» **Extracted data**:
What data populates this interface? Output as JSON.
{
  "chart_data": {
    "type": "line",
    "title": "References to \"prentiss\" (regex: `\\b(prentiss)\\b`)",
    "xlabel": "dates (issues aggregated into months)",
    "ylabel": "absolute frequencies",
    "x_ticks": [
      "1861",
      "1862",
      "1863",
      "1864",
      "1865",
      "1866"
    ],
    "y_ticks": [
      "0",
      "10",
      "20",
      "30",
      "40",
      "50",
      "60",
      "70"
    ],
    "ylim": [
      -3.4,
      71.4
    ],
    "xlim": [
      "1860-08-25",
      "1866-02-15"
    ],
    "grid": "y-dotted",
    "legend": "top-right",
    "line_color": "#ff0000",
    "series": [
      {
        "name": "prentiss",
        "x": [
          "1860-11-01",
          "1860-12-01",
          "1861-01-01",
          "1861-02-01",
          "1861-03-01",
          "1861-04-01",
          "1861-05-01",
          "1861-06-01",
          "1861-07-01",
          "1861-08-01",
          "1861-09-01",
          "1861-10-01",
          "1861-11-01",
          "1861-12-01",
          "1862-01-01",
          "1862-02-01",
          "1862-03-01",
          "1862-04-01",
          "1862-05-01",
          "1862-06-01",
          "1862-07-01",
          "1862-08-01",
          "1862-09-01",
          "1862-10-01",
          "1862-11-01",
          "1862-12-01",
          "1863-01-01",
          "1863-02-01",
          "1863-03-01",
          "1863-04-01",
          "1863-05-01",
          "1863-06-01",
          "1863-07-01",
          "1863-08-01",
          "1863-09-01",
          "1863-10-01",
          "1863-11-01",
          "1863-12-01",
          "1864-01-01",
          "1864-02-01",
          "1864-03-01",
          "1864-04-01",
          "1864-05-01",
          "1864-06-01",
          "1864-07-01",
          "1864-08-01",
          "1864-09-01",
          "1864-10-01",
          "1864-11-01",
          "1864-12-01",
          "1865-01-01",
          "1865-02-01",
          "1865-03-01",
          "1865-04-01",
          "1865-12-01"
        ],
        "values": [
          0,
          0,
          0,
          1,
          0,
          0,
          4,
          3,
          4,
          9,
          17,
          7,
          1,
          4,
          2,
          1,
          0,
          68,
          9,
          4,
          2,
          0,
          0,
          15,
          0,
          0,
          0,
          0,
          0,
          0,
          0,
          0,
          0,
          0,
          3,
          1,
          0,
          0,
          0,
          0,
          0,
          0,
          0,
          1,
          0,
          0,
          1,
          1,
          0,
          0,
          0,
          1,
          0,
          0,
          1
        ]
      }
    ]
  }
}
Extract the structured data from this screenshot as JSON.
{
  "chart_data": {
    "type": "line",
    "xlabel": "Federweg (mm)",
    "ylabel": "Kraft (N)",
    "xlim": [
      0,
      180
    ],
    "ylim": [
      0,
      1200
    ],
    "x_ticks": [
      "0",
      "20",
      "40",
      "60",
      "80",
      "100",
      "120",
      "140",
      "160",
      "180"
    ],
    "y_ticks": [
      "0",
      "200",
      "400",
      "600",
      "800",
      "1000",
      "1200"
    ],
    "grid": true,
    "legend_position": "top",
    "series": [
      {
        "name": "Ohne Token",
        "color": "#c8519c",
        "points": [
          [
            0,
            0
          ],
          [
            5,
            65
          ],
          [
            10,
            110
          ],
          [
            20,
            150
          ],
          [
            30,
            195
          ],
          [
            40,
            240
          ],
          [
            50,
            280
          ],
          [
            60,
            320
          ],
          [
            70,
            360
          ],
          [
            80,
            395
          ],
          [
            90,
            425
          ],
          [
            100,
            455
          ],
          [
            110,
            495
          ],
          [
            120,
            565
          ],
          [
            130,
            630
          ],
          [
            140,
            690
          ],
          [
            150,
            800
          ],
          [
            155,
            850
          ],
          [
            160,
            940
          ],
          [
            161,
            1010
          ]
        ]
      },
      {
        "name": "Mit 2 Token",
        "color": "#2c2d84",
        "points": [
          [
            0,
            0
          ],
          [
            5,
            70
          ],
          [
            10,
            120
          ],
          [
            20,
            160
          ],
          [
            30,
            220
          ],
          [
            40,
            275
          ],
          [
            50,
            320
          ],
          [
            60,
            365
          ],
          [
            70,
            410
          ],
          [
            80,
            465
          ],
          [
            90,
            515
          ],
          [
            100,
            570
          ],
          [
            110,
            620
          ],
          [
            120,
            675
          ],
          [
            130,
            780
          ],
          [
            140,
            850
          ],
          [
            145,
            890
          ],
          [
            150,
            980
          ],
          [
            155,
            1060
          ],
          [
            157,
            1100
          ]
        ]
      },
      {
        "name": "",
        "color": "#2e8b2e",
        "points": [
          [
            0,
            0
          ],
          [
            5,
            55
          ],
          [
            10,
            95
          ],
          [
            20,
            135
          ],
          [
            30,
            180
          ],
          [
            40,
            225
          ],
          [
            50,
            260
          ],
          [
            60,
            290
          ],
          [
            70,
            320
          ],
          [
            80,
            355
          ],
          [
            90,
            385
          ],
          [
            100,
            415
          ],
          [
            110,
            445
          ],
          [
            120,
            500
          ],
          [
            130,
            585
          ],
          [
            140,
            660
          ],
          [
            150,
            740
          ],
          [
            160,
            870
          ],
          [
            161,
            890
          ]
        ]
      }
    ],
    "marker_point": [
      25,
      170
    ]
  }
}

» **Instructions to follow**: Return all of the entries exactly as written.

» **Written response**:
What data populates this interface? Output as JSON.
{
  "chart_data": {
    "type": "line",
    "title": "References to \"prentiss\" (regex: `\\b(prentiss)\\b`)",
    "xlabel": "dates (issues aggregated into months)",
    "ylabel": "absolute frequencies",
    "x_ticks": [
      "1861",
      "1862",
      "1863",
      "1864",
      "1865",
      "1866"
    ],
    "y_ticks": [
      "0",
      "10",
      "20",
      "30",
      "40",
      "50",
      "60",
      "70"
    ],
    "ylim": [
      -3.4,
      71.4
    ],
    "xlim": [
      "1860-08-25",
      "1866-02-15"
    ],
    "grid": "y-dotted",
    "legend": "top-right",
    "line_color": "#ff0000",
    "series": [
      {
        "name": "prentiss",
        "x": [
          "1860-11-01",
          "1860-12-01",
          "1861-01-01",
          "1861-02-01",
          "1861-03-01",
          "1861-04-01",
          "1861-05-01",
          "1861-06-01",
          "1861-07-01",
          "1861-08-01",
          "1861-09-01",
          "1861-10-01",
          "1861-11-01",
          "1861-12-01",
          "1862-01-01",
          "1862-02-01",
          "1862-03-01",
          "1862-04-01",
          "1862-05-01",
          "1862-06-01",
          "1862-07-01",
          "1862-08-01",
          "1862-09-01",
          "1862-10-01",
          "1862-11-01",
          "1862-12-01",
          "1863-01-01",
          "1863-02-01",
          "1863-03-01",
          "1863-04-01",
          "1863-05-01",
          "1863-06-01",
          "1863-07-01",
          "1863-08-01",
          "1863-09-01",
          "1863-10-01",
          "1863-11-01",
          "1863-12-01",
          "1864-01-01",
          "1864-02-01",
          "1864-03-01",
          "1864-04-01",
          "1864-05-01",
          "1864-06-01",
          "1864-07-01",
          "1864-08-01",
          "1864-09-01",
          "1864-10-01",
          "1864-11-01",
          "1864-12-01",
          "1865-01-01",
          "1865-02-01",
          "1865-03-01",
          "1865-04-01",
          "1865-12-01"
        ],
        "values": [
          0,
          0,
          0,
          1,
          0,
          0,
          4,
          3,
          4,
          9,
          17,
          7,
          1,
          4,
          2,
          1,
          0,
          68,
          9,
          4,
          2,
          0,
          0,
          15,
          0,
          0,
          0,
          0,
          0,
          0,
          0,
          0,
          0,
          0,
          3,
          1,
          0,
          0,
          0,
          0,
          0,
          0,
          0,
          1,
          0,
          0,
          1,
          1,
          0,
          0,
          0,
          1,
          0,
          0,
          1
        ]
      }
    ]
  }
}
Extract the structured data from this screenshot as JSON.
{
  "chart_data": {
    "type": "line",
    "xlabel": "Federweg (mm)",
    "ylabel": "Kraft (N)",
    "xlim": [
      0,
      180
    ],
    "ylim": [
      0,
      1200
    ],
    "x_ticks": [
      "0",
      "20",
      "40",
      "60",
      "80",
      "100",
      "120",
      "140",
      "160",
      "180"
    ],
    "y_ticks": [
      "0",
      "200",
      "400",
      "600",
      "800",
      "1000",
      "1200"
    ],
    "grid": true,
    "legend_position": "top",
    "series": [
      {
        "name": "Ohne Token",
        "color": "#c8519c",
        "points": [
          [
            0,
            0
          ],
          [
            5,
            65
          ],
          [
            10,
            110
          ],
          [
            20,
            150
          ],
          [
            30,
            195
          ],
          [
            40,
            240
          ],
          [
            50,
            280
          ],
          [
            60,
            320
          ],
          [
            70,
            360
          ],
          [
            80,
            395
          ],
          [
            90,
            425
          ],
          [
            100,
            455
          ],
          [
            110,
            495
          ],
          [
            120,
            565
          ],
          [
            130,
            630
          ],
          [
            140,
            690
          ],
          [
            150,
            800
          ],
          [
            155,
            850
          ],
          [
            160,
            940
          ],
          [
            161,
            1010
          ]
        ]
      },
      {
        "name": "Mit 2 Token",
        "color": "#2c2d84",
        "points": [
          [
            0,
            0
          ],
          [
            5,
            70
          ],
          [
            10,
            120
          ],
          [
            20,
            160
          ],
          [
            30,
            220
          ],
          [
            40,
            275
          ],
          [
            50,
            320
          ],
          [
            60,
            365
          ],
          [
            70,
            410
          ],
          [
            80,
            465
          ],
          [
            90,
            515
          ],
          [
            100,
            570
          ],
          [
            110,
            620
          ],
          [
            120,
            675
          ],
          [
            130,
            780
          ],
          [
            140,
            850
          ],
          [
            145,
            890
          ],
          [
            150,
            980
          ],
          [
            155,
            1060
          ],
          [
            157,
            1100
          ]
        ]
      },
      {
        "name": "",
        "color": "#2e8b2e",
        "points": [
          [
            0,
            0
          ],
          [
            5,
            55
          ],
          [
            10,
            95
          ],
          [
            20,
            135
          ],
          [
            30,
            180
          ],
          [
            40,
            225
          ],
          [
            50,
            260
          ],
          [
            60,
            290
          ],
          [
            70,
            320
          ],
          [
            80,
            355
          ],
          [
            90,
            385
          ],
          [
            100,
            415
          ],
          [
            110,
            445
          ],
          [
            120,
            500
          ],
          [
            130,
            585
          ],
          [
            140,
            660
          ],
          [
            150,
            740
          ],
          [
            160,
            870
          ],
          [
            161,
            890
          ]
        ]
      }
    ],
    "marker_point": [
      25,
      170
    ]
  }
}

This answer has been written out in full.